**What is expected:** Find how many lines in the material hold the word "object", then state that number and nothing more.

**Supplied material:**
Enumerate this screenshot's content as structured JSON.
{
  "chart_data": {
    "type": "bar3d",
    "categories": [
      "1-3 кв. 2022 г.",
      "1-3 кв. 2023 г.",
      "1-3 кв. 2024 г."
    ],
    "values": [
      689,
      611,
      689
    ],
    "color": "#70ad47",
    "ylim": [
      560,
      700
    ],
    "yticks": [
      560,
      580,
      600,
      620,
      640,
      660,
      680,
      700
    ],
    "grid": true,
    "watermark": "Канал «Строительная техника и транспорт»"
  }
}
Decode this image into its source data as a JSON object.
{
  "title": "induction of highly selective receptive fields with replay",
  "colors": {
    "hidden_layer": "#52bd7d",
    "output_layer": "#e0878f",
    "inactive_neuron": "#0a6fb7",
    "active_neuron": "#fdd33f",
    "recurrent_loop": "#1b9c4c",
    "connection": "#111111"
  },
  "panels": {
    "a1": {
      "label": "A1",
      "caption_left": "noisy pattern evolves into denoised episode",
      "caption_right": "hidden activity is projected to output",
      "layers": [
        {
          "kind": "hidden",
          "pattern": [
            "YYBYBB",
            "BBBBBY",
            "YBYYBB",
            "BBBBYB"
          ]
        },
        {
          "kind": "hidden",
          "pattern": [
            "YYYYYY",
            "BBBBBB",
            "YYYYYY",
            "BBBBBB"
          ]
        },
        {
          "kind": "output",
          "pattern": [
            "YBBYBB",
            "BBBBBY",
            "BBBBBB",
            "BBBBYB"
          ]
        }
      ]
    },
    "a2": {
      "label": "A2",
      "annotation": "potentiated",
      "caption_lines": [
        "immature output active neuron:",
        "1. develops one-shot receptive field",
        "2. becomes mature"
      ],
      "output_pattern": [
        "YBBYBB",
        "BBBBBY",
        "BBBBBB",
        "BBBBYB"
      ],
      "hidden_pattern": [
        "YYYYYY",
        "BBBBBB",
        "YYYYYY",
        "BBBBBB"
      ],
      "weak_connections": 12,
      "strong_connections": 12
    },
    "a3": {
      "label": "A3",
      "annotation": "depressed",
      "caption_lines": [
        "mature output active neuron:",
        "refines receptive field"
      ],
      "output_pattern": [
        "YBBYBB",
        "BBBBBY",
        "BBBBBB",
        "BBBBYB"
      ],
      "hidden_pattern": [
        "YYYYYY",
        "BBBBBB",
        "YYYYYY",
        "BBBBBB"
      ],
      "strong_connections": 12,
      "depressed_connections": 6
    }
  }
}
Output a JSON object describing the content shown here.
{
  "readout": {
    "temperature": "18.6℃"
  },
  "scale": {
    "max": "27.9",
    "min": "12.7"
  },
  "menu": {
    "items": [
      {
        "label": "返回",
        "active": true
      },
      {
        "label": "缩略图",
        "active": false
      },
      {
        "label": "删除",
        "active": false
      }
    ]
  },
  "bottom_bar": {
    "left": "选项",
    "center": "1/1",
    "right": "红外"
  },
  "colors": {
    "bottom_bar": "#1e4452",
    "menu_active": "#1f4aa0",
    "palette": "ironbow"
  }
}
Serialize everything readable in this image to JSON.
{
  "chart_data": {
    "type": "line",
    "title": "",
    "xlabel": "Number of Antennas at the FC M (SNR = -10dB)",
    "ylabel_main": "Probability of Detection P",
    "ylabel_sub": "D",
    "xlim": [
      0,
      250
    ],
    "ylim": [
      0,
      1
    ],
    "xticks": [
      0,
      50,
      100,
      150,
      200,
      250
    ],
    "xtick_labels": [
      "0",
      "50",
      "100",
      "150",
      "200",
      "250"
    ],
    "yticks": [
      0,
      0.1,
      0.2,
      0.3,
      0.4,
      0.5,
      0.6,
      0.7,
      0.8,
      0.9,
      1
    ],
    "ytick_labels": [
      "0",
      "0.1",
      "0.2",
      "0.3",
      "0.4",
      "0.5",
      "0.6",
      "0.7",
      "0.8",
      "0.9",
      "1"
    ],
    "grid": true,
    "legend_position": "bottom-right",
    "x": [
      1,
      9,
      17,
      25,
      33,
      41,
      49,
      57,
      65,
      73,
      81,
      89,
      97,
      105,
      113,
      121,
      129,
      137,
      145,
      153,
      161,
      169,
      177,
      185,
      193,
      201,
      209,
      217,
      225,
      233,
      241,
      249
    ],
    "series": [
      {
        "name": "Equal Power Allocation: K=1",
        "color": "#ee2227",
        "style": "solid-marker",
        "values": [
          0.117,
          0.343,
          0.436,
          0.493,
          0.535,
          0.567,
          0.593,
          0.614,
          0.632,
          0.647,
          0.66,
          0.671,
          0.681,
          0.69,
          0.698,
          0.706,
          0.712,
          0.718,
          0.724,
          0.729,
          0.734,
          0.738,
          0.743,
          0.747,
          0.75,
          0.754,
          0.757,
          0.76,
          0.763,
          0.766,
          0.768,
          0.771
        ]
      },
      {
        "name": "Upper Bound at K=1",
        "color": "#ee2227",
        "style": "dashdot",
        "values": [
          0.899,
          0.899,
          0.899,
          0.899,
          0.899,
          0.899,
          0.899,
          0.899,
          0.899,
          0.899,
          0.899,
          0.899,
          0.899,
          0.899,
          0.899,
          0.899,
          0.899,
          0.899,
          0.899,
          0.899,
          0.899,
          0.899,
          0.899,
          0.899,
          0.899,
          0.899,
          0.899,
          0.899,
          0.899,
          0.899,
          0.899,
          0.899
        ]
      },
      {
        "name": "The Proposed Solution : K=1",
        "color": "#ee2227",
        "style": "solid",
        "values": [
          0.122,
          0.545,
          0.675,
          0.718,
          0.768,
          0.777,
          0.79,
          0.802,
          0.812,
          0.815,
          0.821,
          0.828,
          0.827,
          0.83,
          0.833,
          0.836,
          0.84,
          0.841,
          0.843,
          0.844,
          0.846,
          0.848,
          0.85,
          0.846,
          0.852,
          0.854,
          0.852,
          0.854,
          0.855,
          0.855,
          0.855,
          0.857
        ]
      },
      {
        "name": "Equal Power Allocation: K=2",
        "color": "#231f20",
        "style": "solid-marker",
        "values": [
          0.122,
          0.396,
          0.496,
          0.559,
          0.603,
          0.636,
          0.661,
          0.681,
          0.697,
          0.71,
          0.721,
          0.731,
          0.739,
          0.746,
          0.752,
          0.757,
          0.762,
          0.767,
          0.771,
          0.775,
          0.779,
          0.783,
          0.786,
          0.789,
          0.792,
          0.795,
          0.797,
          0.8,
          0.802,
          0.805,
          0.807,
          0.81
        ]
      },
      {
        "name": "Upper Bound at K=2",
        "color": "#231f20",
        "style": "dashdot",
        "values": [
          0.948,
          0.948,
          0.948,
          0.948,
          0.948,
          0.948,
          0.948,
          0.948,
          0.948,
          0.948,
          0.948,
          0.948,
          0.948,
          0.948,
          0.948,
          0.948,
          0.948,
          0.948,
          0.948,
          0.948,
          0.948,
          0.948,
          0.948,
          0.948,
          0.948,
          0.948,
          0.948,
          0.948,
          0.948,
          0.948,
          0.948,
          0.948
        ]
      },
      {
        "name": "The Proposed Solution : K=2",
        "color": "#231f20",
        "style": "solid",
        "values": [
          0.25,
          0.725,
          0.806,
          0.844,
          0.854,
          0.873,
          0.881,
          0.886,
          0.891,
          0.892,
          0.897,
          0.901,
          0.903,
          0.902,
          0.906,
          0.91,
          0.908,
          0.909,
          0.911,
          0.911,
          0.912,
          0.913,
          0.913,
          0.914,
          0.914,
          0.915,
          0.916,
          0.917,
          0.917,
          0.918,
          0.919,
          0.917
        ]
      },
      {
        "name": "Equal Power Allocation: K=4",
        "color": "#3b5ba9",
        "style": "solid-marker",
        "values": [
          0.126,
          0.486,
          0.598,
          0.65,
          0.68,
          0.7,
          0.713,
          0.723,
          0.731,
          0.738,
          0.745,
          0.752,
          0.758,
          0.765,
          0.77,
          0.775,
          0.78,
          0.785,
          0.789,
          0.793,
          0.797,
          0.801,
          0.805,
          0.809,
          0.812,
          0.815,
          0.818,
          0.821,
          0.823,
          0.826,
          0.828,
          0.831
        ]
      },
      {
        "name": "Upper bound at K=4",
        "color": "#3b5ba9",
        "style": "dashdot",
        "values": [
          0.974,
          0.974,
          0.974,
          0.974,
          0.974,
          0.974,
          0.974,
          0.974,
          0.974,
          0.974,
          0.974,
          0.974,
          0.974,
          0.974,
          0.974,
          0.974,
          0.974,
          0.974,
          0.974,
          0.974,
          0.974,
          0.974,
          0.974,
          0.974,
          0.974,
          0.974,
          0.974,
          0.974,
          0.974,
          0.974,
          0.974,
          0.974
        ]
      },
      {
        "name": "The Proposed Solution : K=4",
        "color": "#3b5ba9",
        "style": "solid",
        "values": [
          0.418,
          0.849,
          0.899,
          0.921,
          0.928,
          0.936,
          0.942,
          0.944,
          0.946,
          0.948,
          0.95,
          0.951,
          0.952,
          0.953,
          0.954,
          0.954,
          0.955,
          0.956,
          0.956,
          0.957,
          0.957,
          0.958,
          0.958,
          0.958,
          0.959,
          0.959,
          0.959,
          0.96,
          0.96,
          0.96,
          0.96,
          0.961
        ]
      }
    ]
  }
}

**Worked solution:** 2